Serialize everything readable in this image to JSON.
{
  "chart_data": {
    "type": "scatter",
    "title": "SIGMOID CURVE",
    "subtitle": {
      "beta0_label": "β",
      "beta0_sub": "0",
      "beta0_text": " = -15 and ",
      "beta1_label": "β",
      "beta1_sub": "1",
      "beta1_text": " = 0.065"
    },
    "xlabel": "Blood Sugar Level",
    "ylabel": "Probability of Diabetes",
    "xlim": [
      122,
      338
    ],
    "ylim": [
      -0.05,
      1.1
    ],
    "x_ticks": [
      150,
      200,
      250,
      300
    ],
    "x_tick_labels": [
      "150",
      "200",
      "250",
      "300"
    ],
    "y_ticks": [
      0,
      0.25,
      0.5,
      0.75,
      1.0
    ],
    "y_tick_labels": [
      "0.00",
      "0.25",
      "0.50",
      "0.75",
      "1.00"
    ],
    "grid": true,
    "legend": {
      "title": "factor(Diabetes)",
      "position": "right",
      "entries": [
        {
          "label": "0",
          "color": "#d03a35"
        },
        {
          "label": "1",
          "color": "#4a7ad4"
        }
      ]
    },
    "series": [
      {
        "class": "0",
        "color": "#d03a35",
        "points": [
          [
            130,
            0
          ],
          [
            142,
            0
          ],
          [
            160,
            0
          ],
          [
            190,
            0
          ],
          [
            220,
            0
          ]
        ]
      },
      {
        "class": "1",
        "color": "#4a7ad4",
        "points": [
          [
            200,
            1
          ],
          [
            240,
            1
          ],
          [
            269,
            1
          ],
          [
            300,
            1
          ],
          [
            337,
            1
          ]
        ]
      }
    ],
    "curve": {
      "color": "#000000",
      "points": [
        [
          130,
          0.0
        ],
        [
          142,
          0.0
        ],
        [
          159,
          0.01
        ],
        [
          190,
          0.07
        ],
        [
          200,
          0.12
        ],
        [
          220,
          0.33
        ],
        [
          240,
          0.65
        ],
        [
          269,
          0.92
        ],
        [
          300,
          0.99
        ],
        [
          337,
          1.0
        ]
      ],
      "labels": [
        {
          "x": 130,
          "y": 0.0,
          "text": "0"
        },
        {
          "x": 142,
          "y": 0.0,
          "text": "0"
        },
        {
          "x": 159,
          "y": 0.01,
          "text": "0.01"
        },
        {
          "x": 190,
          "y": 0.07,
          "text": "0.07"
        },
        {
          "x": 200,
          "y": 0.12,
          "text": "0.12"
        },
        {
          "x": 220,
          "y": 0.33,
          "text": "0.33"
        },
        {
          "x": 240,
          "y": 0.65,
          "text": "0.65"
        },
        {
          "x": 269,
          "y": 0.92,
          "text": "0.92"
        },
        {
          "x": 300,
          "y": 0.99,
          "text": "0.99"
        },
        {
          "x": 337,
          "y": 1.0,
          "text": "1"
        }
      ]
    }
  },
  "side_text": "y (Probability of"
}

--------

# THE PROBLEM
Extract every line containing the string "Probability" from the data above.

# CORRECT OUTPUT
    "ylabel": "Probability of Diabetes",
  "side_text": "y (Probability of"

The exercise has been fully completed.